── WORKING DATA

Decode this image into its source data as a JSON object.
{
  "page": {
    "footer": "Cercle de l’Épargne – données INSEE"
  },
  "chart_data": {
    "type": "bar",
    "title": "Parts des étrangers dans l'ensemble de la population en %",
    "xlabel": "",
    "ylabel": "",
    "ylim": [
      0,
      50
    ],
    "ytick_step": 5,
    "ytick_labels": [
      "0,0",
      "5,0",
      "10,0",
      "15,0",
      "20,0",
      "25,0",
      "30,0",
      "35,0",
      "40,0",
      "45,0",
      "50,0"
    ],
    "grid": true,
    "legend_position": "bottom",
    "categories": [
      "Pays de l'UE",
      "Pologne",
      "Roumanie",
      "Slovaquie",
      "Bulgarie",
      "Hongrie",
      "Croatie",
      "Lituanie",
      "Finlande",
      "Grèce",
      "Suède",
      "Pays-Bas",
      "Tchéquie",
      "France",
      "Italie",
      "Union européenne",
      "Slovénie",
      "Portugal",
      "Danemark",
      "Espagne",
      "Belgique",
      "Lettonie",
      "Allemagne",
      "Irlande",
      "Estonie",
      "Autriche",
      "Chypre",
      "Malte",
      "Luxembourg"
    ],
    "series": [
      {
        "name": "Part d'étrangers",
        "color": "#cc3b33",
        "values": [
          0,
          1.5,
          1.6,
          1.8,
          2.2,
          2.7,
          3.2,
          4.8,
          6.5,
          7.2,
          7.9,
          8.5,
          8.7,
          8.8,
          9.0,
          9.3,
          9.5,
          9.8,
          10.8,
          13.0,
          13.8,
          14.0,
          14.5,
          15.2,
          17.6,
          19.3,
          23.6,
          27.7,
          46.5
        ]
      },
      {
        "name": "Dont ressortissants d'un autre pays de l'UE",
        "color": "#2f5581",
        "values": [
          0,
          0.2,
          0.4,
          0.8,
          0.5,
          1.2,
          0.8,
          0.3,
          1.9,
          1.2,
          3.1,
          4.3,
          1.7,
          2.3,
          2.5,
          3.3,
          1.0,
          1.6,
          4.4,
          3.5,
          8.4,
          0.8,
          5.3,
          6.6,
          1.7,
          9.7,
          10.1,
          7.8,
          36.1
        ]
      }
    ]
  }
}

────

Report every line in the data above in which the word "étrangers" appears.

    "title": "Parts des étrangers dans l'ensemble de la population en %",
        "name": "Part d'étrangers",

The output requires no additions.